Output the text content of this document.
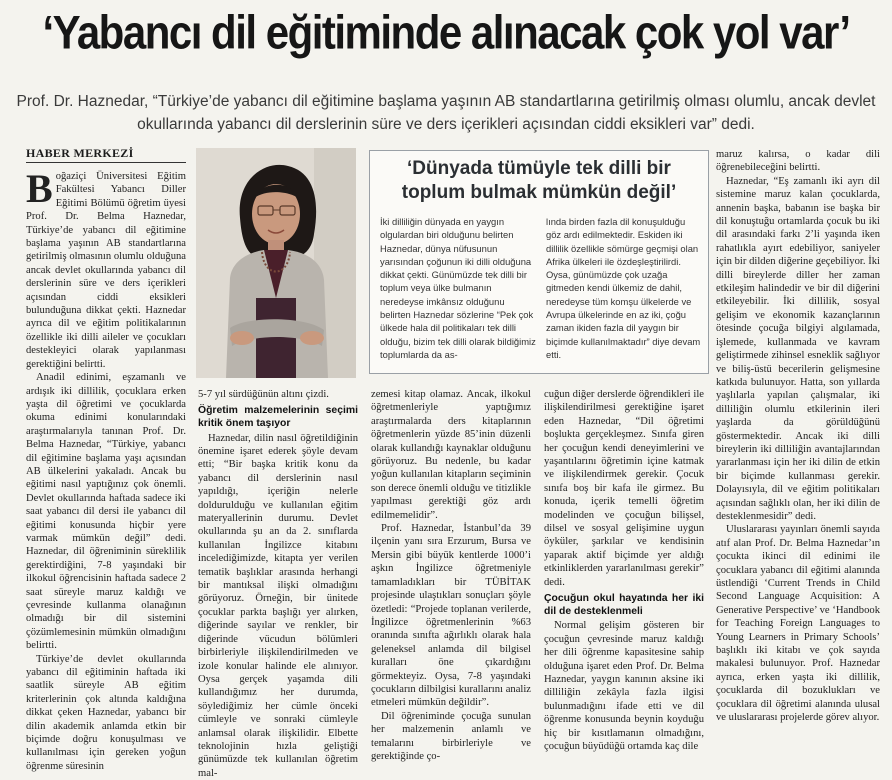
‘Yabancı dil eğitiminde alınacak çok yol var’
Prof. Dr. Haznedar, “Türkiye’de yabancı dil eğitimine başlama yaşının AB standartlarına getirilmiş olması olumlu, ancak devlet okullarında yabancı dil derslerinin süre ve ders içerikleri açısından ciddi eksikleri var” dedi.
HABER MERKEZİ

Boğaziçi Üniversitesi Eğitim Fakültesi Yabancı Diller Eğitimi Bölümü öğretim üyesi Prof. Dr. Belma Haznedar, Türkiye’de yabancı dil eğitimine başlama yaşının AB standartlarına getirilmiş olmasının olumlu olduğuna ancak devlet okullarında yabancı dil derslerinin süre ve ders içerikleri açısından ciddi eksikleri bulunduğuna dikkat çekti. Haznedar ayrıca dil ve eğitim politikalarının özellikle iki dilli aileler ve çocukları destekleyici olarak yapılanması gerektiğini belirtti.

Anadil edinimi, eşzamanlı ve ardışık iki dillilik, çocuklara erken yaşta dil öğretimi ve çocuklarda okuma edinimi konularındaki araştırmalarıyla tanınan Prof. Dr. Belma Haznedar, “Türkiye, yabancı dil eğitimine başlama yaşı açısından AB ülkelerini yakaladı. Ancak bu eğitimi nasıl yaptığınız çok önemli. Devlet okullarında haftada sadece iki saat yabancı dil dersi ile yabancı dil eğitimi konusunda hiçbir yere varmak mümkün değil” dedi. Haznedar, dil öğreniminin süreklilik gerektirdiğini, 7-8 yaşındaki bir ilkokul öğrencisinin haftada sadece 2 saat süreyle maruz kaldığı ve çevresinde kullanma olanağının olmadığı bir dil sistemini çözümlemesinin mümkün olmadığını belirtti.

Türkiye’de devlet okullarında yabancı dil eğitiminin haftada iki saatlik süreyle AB eğitim kriterlerinin çok altında kaldığına dikkat çeken Haznedar, yabancı bir dilin akademik anlamda etkin bir biçimde doğru konuşulması ve kullanılması için gereken yoğun öğrenme süresinin

‘Dünyada tümüyle tek dilli bir toplum bulmak mümkün değil’
İki dilliliğin dünyada en yaygın olgulardan biri olduğunu belirten Haznedar, dünya nüfusunun yarısından çoğunun iki dilli olduğuna dikkat çekti. Günümüzde tek dilli bir toplum veya ülke bulmanın neredeyse imkânsız olduğunu belirten Haznedar sözlerine “Pek çok ülkede hala dil politikaları tek dilli olduğu, bizim tek dilli olarak bildiğimiz toplumlarda da as-
lında birden fazla dil konuşulduğu göz ardı edilmektedir. Eskiden iki dillilik özellikle sömürge geçmişi olan Afrika ülkeleri ile özdeşleştirilirdi. Oysa, günümüzde çok uzağa gitmeden kendi ülkemiz de dahil, neredeyse tüm komşu ülkelerde ve Avrupa ülkelerinde en az iki, çoğu zaman ikiden fazla dil yaygın bir biçimde kullanılmaktadır” diye devam etti.

5-7 yıl sürdüğünün altını çizdi.

Öğretim malzemelerinin seçimi kritik önem taşıyor

Haznedar, dilin nasıl öğretildiğinin önemine işaret ederek şöyle devam etti; “Bir başka kritik konu da yabancı dil derslerinin nasıl yapıldığı, içeriğin nelerle doldurulduğu ve kullanılan eğitim materyallerinin durumu. Devlet okullarında şu an da 2. sınıflarda kullanılan İngilizce kitabını incelediğimizde, kitapta yer verilen tematik başlıklar arasında herhangi bir mantıksal ilişki olmadığını görüyoruz. Örneğin, bir ünitede çocuklar parkta başlığı yer alırken, diğerinde sayılar ve renkler, bir diğerinde vücudun bölümleri birbirleriyle ilişkilendirilmeden ve izole konular halinde ele alınıyor. Oysa gerçek yaşamda dili kullandığımız her durumda, söylediğimiz her cümle önceki cümleyle ve sonraki cümleyle anlamsal olarak ilişkilidir. Elbette teknolojinin hızla geliştiği günümüzde tek kullanılan öğretim mal-

zemesi kitap olamaz. Ancak, ilkokul öğretmenleriyle yaptığımız araştırmalarda ders kitaplarının öğretmenlerin yüzde 85’inin düzenli olarak kullandığı kaynaklar olduğunu görüyoruz. Bu nedenle, bu kadar yoğun kullanılan kitapların seçiminin son derece önemli olduğu ve titizlikle yapılması gerektiği göz ardı edilmemelidir”.

Prof. Haznedar, İstanbul’da 39 ilçenin yanı sıra Erzurum, Bursa ve Mersin gibi büyük kentlerde 1000’i aşkın İngilizce öğretmeniyle tamamladıkları bir TÜBİTAK projesinde ulaştıkları sonuçları şöyle özetledi: “Projede toplanan verilerde, İngilizce öğretmenlerinin %63 oranında sınıfta ağırlıklı olarak hala geleneksel anlamda dil bilgisel kuralları öne çıkardığını görmekteyiz. Oysa, 7-8 yaşındaki çocukların dilbilgisi kurallarını analiz etmeleri mümkün değildir”.

Dil öğreniminde çocuğa sunulan her malzemenin anlamlı ve temalarını birbirleriyle ve gerektiğinde ço-

cuğun diğer derslerde öğrendikleri ile ilişkilendirilmesi gerektiğine işaret eden Haznedar, “Dil öğretimi boşlukta gerçekleşmez. Sınıfa giren her çocuğun kendi deneyimlerini ve yaşantılarını öğretimin içine katmak ve ilişkilendirmek gerekir. Çocuk sınıfa boş bir kafa ile girmez. Bu konuda, içerik temelli öğretim modelinden ve çocuğun bilişsel, dilsel ve sosyal gelişimine uygun öyküler, şarkılar ve kendisinin yaparak aktif biçimde yer aldığı etkinliklerden yararlanılması gerekir” dedi.

Çocuğun okul hayatında her iki dil de desteklenmeli

Normal gelişim gösteren bir çocuğun çevresinde maruz kaldığı her dili öğrenme kapasitesine sahip olduğuna işaret eden Prof. Dr. Belma Haznedar, yaygın kanının aksine iki dilliliğin zekâyla fazla ilgisi bulunmadığını ifade etti ve dil öğrenme konusunda beynin koyduğu hiç bir kısıtlamanın olmadığını, çocuğun büyüdüğü ortamda kaç dile

maruz kalırsa, o kadar dili öğrenebileceğini belirtti.

Haznedar, “Eş zamanlı iki ayrı dil sistemine maruz kalan çocuklarda, annenin başka, babanın ise başka bir dil konuştuğu ortamlarda çocuk bu iki dil arasındaki farkı 2’li yaşında iken rahatlıkla ayırt edebiliyor, saniyeler için bir dilden diğerine geçebiliyor. İki dilli bireylerde diller her zaman etkileşim halindedir ve bir dil diğerini etkileyebilir. İki dillilik, sosyal gelişim ve ekonomik kazançlarının ötesinde çocuğa bilgiyi algılamada, işlemede, kullanmada ve kavram geliştirmede zihinsel esneklik sağlıyor ve biliş-üstü becerilerin gelişmesine katkıda bulunuyor. Hatta, son yıllarda yaşlılarla yapılan çalışmalar, iki dilliliğin olumlu etkilerinin ileri yaşlarda da görüldüğünü göstermektedir. Ancak iki dilli bireylerin iki dilliliğin avantajlarından yararlanması için her iki dilin de etkin bir biçimde kullanması gerekir. Dolayısıyla, dil ve eğitim politikaları açısından sağlıklı olan, her iki dilin de desteklenmesidir” dedi.

Uluslararası yayınları önemli sayıda atıf alan Prof. Dr. Belma Haznedar’ın çocukta ikinci dil edinimi ile çocuklara yabancı dil eğitimi alanında üstlendiği ‘Current Trends in Child Second Language Acquisition: A Generative Perspective’ ve ‘Handbook for Teaching Foreign Languages to Young Learners in Primary Schools’ başlıklı iki kitabı ve çok sayıda makalesi bulunuyor. Prof. Haznedar ayrıca, erken yaşta iki dillilik, çocuklarda dil bozuklukları ve çocuklara dil öğretimi alanında ulusal ve uluslararası projelerde görev alıyor.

WRITTEN REQUEST: Among the lines of the material, find those that hold the word "biçimde" and copy them.

RESPONSE TO THE EXERCISE:
Türkiye’de devlet okullarında yabancı dil eğitiminin haftada iki saatlik süreyle AB eğitim kriterlerinin çok altında kaldığına dikkat çeken Haznedar, yabancı bir dilin akademik anlamda etkin bir biçimde doğru konuşulması ve kullanılması için gereken yoğun öğrenme süresinin
lında birden fazla dil konuşulduğu göz ardı edilmektedir. Eskiden iki dillilik özellikle sömürge geçmişi olan Afrika ülkeleri ile özdeşleştirilirdi. Oysa, günümüzde çok uzağa gitmeden kendi ülkemiz de dahil, neredeyse tüm komşu ülkelerde ve Avrupa ülkelerinde en az iki, çoğu zaman ikiden fazla dil yaygın bir biçimde kullanılmaktadır” diye devam etti.
cuğun diğer derslerde öğrendikleri ile ilişkilendirilmesi gerektiğine işaret eden Haznedar, “Dil öğretimi boşlukta gerçekleşmez. Sınıfa giren her çocuğun kendi deneyimlerini ve yaşantılarını öğretimin içine katmak ve ilişkilendirmek gerekir. Çocuk sınıfa boş bir kafa ile girmez. Bu konuda, içerik temelli öğretim modelinden ve çocuğun bilişsel, dilsel ve sosyal gelişimine uygun öyküler, şarkılar ve kendisinin yaparak aktif biçimde yer aldığı etkinliklerden yararlanılması gerekir” dedi.
Haznedar, “Eş zamanlı iki ayrı dil sistemine maruz kalan çocuklarda, annenin başka, babanın ise başka bir dil konuştuğu ortamlarda çocuk bu iki dil arasındaki farkı 2’li yaşında iken rahatlıkla ayırt edebiliyor, saniyeler için bir dilden diğerine geçebiliyor. İki dilli bireylerde diller her zaman etkileşim halindedir ve bir dil diğerini etkileyebilir. İki dillilik, sosyal gelişim ve ekonomik kazançlarının ötesinde çocuğa bilgiyi algılamada, işlemede, kullanmada ve kavram geliştirmede zihinsel esneklik sağlıyor ve biliş-üstü becerilerin gelişmesine katkıda bulunuyor. Hatta, son yıllarda yaşlılarla yapılan çalışmalar, iki dilliliğin olumlu etkilerinin ileri yaşlarda da görüldüğünü göstermektedir. Ancak iki dilli bireylerin iki dilliliğin avantajlarından yararlanması için her iki dilin de etkin bir biçimde kullanması gerekir. Dolayısıyla, dil ve eğitim politikaları açısından sağlıklı olan, her iki dilin de desteklenmesidir” dedi.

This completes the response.